Records from a collection
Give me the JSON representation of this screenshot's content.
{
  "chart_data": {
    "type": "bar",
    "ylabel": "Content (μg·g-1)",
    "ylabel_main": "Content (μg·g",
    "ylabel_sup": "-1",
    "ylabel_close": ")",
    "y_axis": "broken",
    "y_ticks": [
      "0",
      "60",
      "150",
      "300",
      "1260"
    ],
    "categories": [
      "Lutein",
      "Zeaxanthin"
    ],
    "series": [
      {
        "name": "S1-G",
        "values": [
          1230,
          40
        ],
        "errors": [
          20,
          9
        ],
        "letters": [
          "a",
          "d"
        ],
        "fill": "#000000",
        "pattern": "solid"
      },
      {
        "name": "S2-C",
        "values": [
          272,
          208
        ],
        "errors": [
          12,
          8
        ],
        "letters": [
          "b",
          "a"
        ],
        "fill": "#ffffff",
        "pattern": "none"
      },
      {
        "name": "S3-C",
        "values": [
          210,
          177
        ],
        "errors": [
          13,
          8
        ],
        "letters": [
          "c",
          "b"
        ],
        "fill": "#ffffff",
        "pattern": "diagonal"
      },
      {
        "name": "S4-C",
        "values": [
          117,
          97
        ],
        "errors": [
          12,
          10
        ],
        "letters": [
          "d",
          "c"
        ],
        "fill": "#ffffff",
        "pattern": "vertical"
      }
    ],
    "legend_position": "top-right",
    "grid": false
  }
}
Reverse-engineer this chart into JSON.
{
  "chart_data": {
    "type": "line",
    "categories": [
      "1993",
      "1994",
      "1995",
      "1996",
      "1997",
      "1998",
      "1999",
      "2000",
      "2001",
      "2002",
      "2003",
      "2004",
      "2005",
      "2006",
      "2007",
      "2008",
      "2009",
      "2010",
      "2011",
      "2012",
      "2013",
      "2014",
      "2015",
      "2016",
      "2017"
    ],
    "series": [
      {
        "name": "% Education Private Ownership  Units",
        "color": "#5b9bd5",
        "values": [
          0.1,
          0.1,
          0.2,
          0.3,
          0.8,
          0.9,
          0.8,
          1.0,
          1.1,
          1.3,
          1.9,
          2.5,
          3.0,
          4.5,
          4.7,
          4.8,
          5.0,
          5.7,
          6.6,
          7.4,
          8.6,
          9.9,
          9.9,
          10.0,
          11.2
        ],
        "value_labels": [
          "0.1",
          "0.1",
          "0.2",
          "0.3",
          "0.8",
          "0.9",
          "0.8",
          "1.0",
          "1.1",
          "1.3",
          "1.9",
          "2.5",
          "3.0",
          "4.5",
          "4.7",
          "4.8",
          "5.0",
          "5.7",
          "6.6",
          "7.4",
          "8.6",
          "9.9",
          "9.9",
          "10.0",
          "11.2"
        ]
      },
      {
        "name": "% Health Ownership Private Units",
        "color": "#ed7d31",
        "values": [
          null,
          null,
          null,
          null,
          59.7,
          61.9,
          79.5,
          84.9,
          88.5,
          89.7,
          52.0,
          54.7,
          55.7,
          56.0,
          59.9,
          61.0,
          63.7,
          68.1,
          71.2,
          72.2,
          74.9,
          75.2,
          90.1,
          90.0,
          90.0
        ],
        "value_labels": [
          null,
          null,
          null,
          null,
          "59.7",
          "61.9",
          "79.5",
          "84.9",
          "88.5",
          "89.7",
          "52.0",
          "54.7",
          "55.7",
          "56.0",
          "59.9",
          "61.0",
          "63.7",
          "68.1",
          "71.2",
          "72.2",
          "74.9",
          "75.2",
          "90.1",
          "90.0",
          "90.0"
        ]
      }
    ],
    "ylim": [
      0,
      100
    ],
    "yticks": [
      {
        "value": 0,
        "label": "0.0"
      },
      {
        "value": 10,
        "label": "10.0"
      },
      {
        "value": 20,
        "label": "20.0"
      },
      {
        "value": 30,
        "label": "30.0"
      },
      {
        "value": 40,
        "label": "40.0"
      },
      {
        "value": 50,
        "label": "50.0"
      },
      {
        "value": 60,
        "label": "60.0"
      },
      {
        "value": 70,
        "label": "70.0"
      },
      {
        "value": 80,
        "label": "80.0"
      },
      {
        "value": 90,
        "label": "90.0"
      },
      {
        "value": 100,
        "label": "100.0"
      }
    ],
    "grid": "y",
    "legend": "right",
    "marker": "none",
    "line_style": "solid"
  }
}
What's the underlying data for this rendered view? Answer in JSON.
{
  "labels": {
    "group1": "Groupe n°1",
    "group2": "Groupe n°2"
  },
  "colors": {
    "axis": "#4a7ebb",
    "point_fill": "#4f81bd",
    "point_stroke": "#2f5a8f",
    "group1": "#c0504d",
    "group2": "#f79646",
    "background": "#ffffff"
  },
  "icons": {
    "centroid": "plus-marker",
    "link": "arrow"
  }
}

Stated task: Copy out every line that includes the word "Ownership".

Result of the task:
        "name": "% Education Private Ownership  Units",
        "name": "% Health Ownership Private Units",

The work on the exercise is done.